Data to process>
>> BEGIN

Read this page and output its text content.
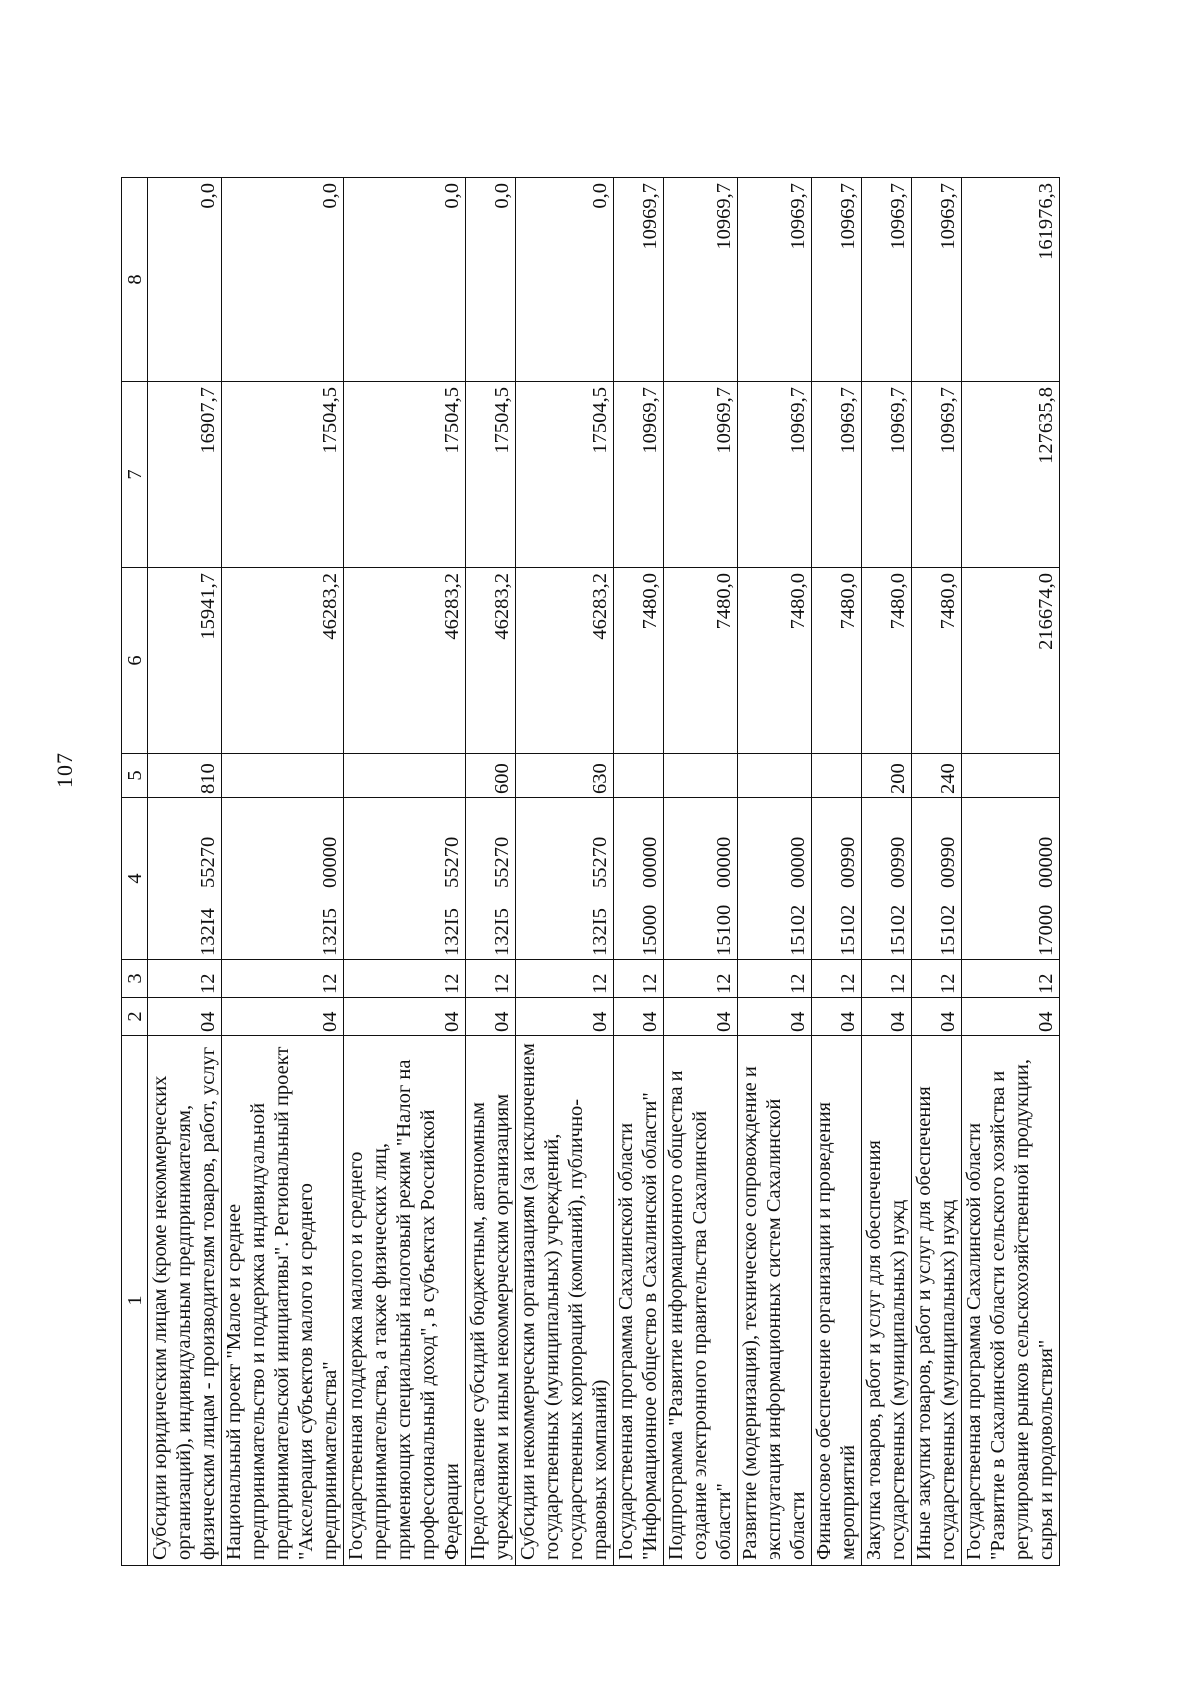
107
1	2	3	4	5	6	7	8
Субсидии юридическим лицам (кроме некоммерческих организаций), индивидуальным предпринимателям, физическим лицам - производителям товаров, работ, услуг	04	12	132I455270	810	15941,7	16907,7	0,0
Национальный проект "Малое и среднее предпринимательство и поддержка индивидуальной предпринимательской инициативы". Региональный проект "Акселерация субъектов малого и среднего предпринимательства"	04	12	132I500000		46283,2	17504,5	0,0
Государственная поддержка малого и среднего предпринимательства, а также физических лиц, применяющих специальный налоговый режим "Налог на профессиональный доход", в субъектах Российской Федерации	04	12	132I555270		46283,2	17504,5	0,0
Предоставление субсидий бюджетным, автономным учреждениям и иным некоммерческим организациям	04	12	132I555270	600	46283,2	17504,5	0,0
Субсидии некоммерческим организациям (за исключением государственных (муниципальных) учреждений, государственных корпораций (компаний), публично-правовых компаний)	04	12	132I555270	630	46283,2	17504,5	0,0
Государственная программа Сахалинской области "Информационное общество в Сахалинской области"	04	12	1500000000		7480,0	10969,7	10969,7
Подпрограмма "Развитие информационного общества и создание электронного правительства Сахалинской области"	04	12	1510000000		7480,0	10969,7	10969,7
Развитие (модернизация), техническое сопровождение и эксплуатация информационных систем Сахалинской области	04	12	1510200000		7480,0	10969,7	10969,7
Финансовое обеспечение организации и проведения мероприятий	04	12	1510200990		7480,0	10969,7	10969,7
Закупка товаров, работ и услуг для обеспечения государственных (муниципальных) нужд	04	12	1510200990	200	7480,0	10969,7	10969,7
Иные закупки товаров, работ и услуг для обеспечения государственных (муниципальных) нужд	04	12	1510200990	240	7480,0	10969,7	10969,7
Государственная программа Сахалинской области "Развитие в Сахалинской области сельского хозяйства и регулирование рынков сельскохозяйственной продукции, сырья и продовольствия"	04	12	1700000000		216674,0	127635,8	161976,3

>> END
>> BEGIN

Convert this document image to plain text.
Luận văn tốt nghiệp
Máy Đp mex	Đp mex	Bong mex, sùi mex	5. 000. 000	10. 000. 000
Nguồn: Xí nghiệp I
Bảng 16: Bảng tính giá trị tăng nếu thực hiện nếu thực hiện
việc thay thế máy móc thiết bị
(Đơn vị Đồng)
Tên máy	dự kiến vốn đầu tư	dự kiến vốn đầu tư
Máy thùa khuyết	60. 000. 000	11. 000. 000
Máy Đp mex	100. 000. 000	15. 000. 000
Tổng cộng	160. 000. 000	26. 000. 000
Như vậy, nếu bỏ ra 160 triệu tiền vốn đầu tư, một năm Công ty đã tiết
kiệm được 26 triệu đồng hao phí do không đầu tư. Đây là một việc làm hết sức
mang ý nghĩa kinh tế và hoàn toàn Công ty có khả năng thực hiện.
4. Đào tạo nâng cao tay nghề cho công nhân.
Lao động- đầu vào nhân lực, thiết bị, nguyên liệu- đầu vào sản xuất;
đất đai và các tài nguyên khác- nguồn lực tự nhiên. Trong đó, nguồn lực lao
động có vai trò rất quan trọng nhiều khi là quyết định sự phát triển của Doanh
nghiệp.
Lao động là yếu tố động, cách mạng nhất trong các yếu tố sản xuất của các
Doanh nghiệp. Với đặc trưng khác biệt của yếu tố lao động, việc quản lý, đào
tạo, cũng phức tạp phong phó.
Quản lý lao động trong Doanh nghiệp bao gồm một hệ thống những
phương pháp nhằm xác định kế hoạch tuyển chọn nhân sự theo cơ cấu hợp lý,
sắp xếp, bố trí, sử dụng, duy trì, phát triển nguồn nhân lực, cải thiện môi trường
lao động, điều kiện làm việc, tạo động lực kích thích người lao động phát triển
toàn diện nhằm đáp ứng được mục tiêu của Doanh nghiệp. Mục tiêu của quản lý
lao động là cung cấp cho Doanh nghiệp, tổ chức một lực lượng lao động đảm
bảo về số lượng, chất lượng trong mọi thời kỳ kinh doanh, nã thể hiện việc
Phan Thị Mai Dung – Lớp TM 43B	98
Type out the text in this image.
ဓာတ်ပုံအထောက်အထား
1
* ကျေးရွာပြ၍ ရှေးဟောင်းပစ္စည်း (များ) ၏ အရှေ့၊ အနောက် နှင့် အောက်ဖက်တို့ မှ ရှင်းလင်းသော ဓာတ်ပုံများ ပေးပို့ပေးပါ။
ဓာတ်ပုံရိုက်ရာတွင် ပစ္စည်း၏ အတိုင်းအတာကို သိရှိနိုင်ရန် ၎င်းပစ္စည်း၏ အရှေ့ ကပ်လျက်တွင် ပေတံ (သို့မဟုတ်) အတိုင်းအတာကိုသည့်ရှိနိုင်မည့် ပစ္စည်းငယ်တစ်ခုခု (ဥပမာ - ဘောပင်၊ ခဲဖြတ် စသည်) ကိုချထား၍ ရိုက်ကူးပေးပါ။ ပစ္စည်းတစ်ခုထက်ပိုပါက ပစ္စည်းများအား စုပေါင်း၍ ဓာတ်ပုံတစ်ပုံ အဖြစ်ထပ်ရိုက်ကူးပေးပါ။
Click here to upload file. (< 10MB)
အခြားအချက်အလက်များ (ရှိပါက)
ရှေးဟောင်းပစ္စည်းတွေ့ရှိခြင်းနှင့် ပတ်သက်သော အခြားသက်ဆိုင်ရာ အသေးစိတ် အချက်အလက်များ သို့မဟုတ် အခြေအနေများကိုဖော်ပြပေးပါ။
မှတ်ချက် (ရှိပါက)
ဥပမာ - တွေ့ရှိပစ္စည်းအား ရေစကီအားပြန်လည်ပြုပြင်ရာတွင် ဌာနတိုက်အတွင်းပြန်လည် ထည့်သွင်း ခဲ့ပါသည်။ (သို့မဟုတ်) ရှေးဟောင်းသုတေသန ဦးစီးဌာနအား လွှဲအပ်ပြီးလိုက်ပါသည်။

>> END

Problem to work on> Using the listing above, gather each line that holds the string "малого" and copy it.

Result>
Национальный проект "Малое и среднее предпринимательство и поддержка индивидуальной предпринимательской инициативы". Региональный проект "Акселерация субъектов малого и среднего предпринимательства"	04	12	132I500000		46283,2	17504,5	0,0
Государственная поддержка малого и среднего предпринимательства, а также физических лиц, применяющих специальный налоговый режим "Налог на профессиональный доход", в субъектах Российской Федерации	04	12	132I555270		46283,2	17504,5	0,0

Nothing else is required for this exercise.